- [PASSAGE SHOWN]
Also interesting, the historical summary of the "distributed" nature of the
Norway educational system: _The reform [...] required that all municipalities
provide their youths with an additional 2 y of standardized education in the
eighth and ninth grades. [...] The reform was introduced at the municipality
level, the lowest of three administrative levels in Norway, with the other two
levels being the national level, which has responsibility for higher
(tertiary) education, and the county level, which has responsibility for
secondary education. [...] Following the reform, the new type of middle school
was administered by the municipalities. Each separate municipality was able to
introduce the full compulsory schooling reform after local officials submitted
a reform plan to a national committee, provided national funds [...]_

It sounds like they used a bottom-up approach rather than a plan forced from
on top, which seems like a good thing.

This makes me want to learn more about how school systems / school boards
work. It seems to be a city-level organizational structure, but there are
provincial/state, and federal rules too. This is a lot of APIs: you pay
federal, provincial, municipal, and school taxes, and then some portion of
your taxes comes to the schools. Surely there's room for simplification...

- [PROBLEM A] Retype the part of the comment on Norway's school reform starting at "It sounds like" and ending at "room for simplification...".
- [PROBLEM B] According to the comment on Norway's school reform, which administrative level in Norway is responsible for secondary education?
- [PROBLEM C] Render this sentence from the comment on Norway's school reform in Spanish: "It sounds like they used a bottom-up approach rather than a plan forced from on top, which seems like a good thing."
These lines have no connection to the comment on Norway's school reform.

- [Document structure recognition data]
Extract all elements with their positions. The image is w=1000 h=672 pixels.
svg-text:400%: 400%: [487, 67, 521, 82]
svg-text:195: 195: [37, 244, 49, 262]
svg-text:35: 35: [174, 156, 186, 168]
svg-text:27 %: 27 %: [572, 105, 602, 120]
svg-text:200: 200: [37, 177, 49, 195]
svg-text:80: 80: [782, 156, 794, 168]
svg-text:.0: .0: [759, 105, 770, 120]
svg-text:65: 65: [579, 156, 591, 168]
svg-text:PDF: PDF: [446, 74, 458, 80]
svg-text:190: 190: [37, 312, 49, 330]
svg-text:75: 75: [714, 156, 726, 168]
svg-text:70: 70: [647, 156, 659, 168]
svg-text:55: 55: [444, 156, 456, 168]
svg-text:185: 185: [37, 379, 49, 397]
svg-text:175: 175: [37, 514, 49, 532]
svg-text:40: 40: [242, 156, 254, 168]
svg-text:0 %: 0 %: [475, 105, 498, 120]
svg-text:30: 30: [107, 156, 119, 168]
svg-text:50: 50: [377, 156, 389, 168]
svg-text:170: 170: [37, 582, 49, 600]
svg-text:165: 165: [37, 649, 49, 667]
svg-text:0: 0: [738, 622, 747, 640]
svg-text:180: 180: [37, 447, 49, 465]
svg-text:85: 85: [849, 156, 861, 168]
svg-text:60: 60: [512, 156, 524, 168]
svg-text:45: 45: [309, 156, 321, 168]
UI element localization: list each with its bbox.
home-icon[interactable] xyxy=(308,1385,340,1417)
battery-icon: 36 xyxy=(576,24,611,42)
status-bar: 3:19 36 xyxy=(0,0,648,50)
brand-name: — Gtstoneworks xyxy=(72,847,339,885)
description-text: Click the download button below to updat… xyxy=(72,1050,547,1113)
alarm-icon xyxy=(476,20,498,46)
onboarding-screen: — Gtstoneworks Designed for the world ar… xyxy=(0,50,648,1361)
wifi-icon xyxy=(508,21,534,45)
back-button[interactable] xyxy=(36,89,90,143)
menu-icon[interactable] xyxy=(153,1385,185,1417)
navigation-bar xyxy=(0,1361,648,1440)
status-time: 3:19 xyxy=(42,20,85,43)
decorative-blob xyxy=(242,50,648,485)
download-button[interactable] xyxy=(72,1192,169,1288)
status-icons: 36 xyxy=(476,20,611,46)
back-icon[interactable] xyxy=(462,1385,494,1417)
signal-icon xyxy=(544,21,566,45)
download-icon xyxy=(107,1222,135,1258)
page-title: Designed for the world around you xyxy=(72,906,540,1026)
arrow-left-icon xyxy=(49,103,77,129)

- [TASK OUTPUT A]
It sounds like they used a bottom-up approach rather than a plan forced from
on top, which seems like a good thing.

This makes me want to learn more about how school systems / school boards
work. It seems to be a city-level organizational structure, but there are
provincial/state, and federal rules too. This is a lot of APIs: you pay
federal, provincial, municipal, and school taxes, and then some portion of
your taxes comes to the schools. Surely there's room for simplification...

- [TASK OUTPUT B] The county level.

- [TASK OUTPUT C] Parece que usaron un enfoque de abajo hacia arriba en lugar de un plan impuesto desde arriba, lo cual parece algo bueno.